Select all lines holding the word "circumference" from the entries that follow.

- _RECORD LIST_:
Start

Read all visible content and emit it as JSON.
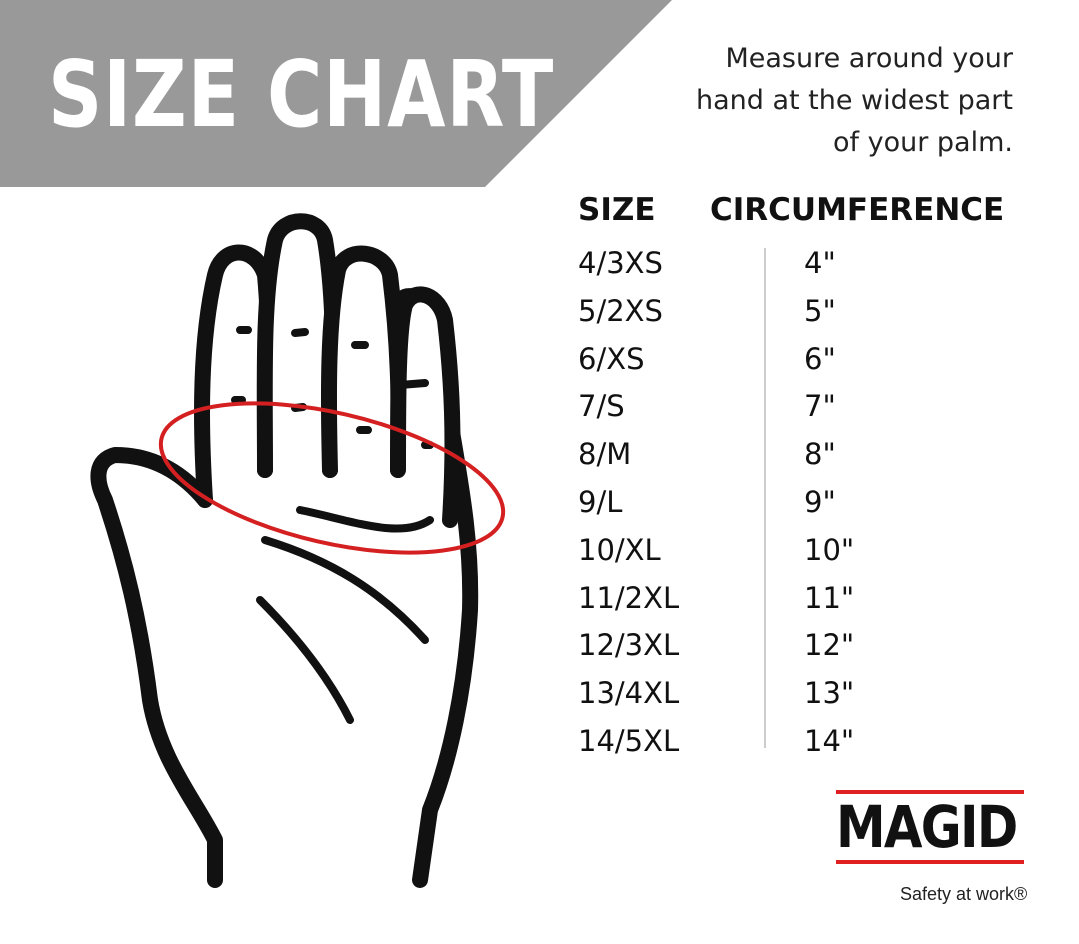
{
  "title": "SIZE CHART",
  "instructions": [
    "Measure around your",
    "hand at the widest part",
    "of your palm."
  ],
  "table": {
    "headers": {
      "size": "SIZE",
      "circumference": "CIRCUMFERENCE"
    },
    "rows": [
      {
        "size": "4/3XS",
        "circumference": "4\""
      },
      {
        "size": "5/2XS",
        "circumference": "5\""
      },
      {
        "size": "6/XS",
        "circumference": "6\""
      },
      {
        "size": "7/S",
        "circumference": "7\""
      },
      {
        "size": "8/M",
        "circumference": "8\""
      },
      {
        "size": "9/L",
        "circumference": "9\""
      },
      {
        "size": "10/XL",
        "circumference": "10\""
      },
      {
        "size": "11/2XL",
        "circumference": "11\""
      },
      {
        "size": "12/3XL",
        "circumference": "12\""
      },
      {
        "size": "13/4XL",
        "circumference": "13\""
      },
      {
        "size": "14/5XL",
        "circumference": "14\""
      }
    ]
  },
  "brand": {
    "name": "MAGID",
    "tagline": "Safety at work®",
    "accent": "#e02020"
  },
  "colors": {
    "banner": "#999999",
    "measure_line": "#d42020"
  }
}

End

- _FINISHED TASK_:
      "circumference": "CIRCUMFERENCE"
        "circumference": "4\""
        "circumference": "5\""
        "circumference": "6\""
        "circumference": "7\""
        "circumference": "8\""
        "circumference": "9\""
        "circumference": "10\""
        "circumference": "11\""
        "circumference": "12\""
        "circumference": "13\""
        "circumference": "14\""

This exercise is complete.